▶ What needs to be done: Copy out the whole listing exactly as written, leaving the pictures behind.

________________________________________

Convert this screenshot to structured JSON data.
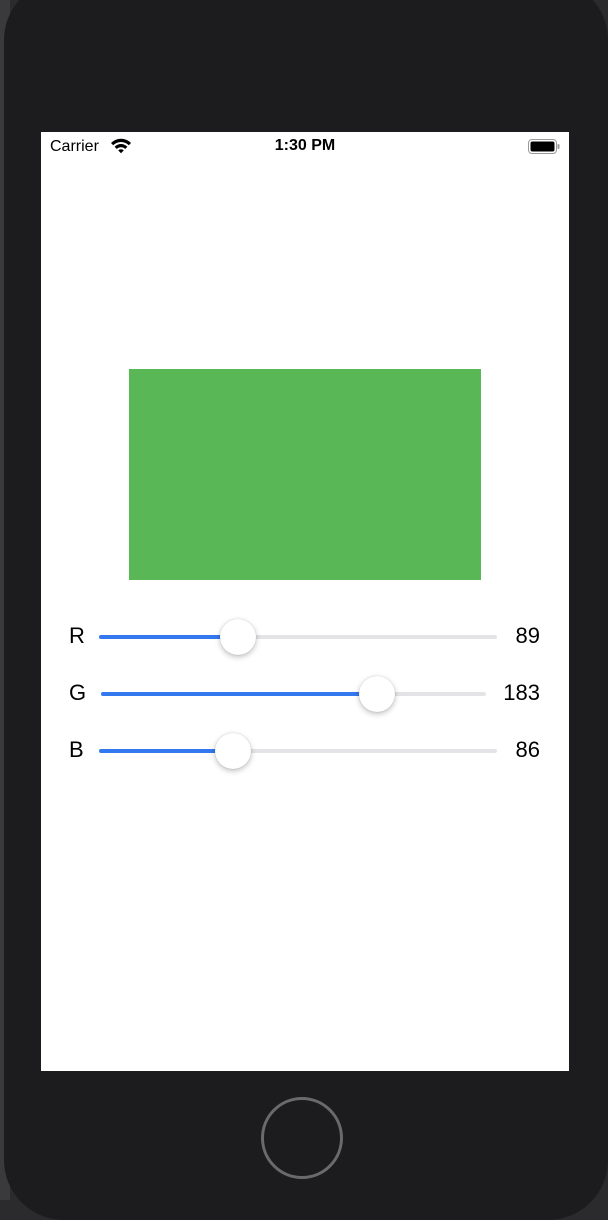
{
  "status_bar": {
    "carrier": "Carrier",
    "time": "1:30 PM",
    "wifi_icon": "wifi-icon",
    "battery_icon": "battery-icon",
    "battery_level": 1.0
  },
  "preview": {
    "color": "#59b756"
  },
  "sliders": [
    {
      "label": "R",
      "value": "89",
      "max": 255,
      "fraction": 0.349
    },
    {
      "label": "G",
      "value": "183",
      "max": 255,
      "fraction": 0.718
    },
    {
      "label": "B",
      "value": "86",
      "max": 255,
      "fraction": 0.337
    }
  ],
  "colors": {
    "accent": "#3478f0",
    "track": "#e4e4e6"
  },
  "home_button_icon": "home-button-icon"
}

________________________________________

▶ Answer for this exercise:
Convert this screenshot to structured JSON data.
{
  "status_bar": {
    "carrier": "Carrier",
    "time": "1:30 PM",
    "wifi_icon": "wifi-icon",
    "battery_icon": "battery-icon",
    "battery_level": 1.0
  },
  "preview": {
    "color": "#59b756"
  },
  "sliders": [
    {
      "label": "R",
      "value": "89",
      "max": 255,
      "fraction": 0.349
    },
    {
      "label": "G",
      "value": "183",
      "max": 255,
      "fraction": 0.718
    },
    {
      "label": "B",
      "value": "86",
      "max": 255,
      "fraction": 0.337
    }
  ],
  "colors": {
    "accent": "#3478f0",
    "track": "#e4e4e6"
  },
  "home_button_icon": "home-button-icon"
}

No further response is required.